**Document source**
———

Depuis deux ou trois ans, le même re- frain. L'intelligence artificielle tue la créativité. Les artistes le disent. Les entrepreneurs le constatent. Les communicants le déplorent. Tout est devenu lisse, fade, interchangeable. Et c'est l'IA qu'on accuse.
L'accusation est mal dirigée. Le vrai coupable n'est pas l'outil. C'est un mot. Un mot qu'on a collé à l'intelligence artificielle dans presque chaque publicité, chaque campagne, chaque promesse commerciale. Ce mot, c'est «facilement ». Lancez votre marque facilement. Rédigez votre business plan facilement. Produisez vos campagnes facilement. Le message qui s'installe dans l'inconscient du public est toujours le même: vous n'avez plus aucun effort
à fournir. C'est précisément là que la qualité meurt. Pas dans la machine. Dans l'attente qu'on a créée autour de la machine.
Pourtant, la nuance est simple. Excel, par exemple, ne rend pas l'analyse financière facile. Il la rend rapide. Et la différence est énorme. Avec un tableur, on gagne du temps. Beaucoup de temps. Mais il faut encore comprendre la comptabilité, construire un modèle, arbitrer entre les hypothèses, lire les résultats. Le travail est là. Il est simplement accéléré. L'IA aussi. Outil rapide. Pas outil facile.
Un entrepreneur qui s'en sert pour accélérer son étude de marché, tout en gardant son jugement, sa connaissance du terrain, sa vision, crée de la valeur. Un autre qui tape « fais-moi un business plan complet pour un restaurant à Libreville » et exécute le premier résultat tel quel ne crée rien. La seule différence, c'est le mot qu'on a mis dans la tête de l'utilisateur. Facilement l'endort. Rapidement le responsabilise. Il consomme un produit moyen et le signe de son nom.

———

**Données fournies**
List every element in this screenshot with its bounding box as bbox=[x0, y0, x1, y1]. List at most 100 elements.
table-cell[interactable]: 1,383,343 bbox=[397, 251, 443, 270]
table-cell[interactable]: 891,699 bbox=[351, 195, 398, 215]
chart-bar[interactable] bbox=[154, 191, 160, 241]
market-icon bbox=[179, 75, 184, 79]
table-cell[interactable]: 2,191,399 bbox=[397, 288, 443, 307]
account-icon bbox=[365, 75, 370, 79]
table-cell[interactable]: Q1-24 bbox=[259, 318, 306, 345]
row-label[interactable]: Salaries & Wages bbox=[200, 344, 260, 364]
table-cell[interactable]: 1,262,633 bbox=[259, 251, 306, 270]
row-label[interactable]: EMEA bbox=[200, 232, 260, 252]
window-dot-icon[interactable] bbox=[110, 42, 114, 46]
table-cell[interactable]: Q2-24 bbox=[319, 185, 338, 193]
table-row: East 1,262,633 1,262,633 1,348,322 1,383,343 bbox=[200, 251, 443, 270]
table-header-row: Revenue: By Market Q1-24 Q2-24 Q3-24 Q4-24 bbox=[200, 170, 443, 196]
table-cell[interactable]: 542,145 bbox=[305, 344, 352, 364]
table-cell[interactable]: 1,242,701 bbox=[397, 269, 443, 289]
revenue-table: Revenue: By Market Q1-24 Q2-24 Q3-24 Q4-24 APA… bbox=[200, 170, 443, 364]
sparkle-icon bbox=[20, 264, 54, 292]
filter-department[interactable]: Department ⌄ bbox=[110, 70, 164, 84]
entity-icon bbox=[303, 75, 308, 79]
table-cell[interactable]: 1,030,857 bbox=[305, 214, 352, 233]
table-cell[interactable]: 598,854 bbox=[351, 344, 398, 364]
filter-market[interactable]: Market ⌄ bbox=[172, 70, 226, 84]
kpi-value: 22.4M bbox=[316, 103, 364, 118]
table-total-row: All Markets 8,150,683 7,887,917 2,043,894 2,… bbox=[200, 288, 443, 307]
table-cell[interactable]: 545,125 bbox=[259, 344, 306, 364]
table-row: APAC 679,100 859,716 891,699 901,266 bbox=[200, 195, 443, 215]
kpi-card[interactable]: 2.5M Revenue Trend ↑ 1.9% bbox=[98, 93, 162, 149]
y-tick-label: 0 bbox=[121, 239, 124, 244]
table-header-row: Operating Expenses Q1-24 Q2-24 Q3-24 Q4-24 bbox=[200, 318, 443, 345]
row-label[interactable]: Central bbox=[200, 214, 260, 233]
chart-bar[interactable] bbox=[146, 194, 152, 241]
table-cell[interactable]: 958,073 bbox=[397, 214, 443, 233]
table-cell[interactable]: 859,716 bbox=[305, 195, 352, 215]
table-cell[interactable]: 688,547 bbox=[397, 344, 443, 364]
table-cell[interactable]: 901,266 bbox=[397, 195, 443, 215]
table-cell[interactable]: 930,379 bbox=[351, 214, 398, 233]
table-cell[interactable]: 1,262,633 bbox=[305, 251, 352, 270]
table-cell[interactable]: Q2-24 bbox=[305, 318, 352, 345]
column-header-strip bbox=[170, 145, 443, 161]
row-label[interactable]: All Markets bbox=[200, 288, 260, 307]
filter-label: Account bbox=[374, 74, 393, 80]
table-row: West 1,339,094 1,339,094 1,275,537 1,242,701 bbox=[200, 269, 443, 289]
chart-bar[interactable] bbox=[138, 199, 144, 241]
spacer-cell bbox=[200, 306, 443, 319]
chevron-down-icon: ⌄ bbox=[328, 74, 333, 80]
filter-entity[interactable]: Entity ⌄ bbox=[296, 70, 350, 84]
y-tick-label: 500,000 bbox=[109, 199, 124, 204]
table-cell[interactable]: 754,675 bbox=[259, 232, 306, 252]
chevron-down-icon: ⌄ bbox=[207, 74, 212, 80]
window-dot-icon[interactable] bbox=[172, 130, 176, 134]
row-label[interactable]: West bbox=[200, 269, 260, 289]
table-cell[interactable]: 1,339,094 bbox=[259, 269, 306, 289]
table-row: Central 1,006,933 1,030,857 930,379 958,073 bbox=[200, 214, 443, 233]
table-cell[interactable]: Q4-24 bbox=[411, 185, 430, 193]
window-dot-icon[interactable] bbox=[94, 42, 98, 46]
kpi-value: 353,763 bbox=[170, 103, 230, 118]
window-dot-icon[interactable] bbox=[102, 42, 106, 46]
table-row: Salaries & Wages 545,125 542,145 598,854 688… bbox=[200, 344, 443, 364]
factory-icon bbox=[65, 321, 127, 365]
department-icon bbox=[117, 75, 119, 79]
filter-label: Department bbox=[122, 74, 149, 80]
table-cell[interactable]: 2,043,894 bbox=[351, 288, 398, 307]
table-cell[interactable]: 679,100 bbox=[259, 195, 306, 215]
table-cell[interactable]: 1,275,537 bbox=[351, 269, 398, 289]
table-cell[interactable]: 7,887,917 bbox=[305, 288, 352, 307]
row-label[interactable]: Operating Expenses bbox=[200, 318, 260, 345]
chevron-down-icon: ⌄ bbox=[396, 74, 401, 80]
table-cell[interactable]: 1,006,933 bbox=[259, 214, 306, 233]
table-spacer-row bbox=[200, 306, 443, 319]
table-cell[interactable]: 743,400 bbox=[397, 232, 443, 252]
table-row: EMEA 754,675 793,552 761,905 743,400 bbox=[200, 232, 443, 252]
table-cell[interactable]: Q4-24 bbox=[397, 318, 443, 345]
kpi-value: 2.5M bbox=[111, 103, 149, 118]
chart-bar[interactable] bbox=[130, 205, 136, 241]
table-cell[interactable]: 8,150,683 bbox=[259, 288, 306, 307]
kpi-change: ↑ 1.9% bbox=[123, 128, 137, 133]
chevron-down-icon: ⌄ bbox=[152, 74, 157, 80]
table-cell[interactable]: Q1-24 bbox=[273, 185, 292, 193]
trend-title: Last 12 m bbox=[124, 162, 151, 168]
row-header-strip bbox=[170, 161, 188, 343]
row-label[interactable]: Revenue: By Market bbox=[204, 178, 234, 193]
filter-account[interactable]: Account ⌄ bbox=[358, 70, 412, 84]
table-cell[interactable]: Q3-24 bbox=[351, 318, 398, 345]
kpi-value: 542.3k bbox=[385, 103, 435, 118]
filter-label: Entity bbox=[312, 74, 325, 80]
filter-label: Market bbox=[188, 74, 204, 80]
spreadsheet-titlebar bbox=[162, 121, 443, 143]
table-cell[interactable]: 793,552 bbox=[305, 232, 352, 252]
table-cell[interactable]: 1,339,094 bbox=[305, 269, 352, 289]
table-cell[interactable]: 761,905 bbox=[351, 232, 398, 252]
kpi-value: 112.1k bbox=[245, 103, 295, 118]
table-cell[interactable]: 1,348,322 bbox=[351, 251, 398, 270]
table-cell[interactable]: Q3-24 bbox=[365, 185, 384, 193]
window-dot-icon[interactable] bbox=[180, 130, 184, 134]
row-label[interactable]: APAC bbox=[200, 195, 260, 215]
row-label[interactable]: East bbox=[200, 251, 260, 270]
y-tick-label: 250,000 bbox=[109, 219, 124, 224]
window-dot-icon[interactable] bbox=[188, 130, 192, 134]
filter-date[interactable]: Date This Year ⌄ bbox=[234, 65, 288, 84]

———

**Consigne**
Recopiez le passage du document source qui commence à « Pourtant, la nuance » et se termine à « de son nom. ».

**Réponse**
Pourtant, la nuance est simple. Excel, par exemple, ne rend pas l'analyse financière facile. Il la rend rapide. Et la différence est énorme. Avec un tableur, on gagne du temps. Beaucoup de temps. Mais il faut encore comprendre la comptabilité, construire un modèle, arbitrer entre les hypothèses, lire les résultats. Le travail est là. Il est simplement accéléré. L'IA aussi. Outil rapide. Pas outil facile.
Un entrepreneur qui s'en sert pour accélérer son étude de marché, tout en gardant son jugement, sa connaissance du terrain, sa vision, crée de la valeur. Un autre qui tape « fais-moi un business plan complet pour un restaurant à Libreville » et exécute le premier résultat tel quel ne crée rien. La seule différence, c'est le mot qu'on a mis dans la tête de l'utilisateur. Facilement l'endort. Rapidement le responsabilise. Il consomme un produit moyen et le signe de son nom.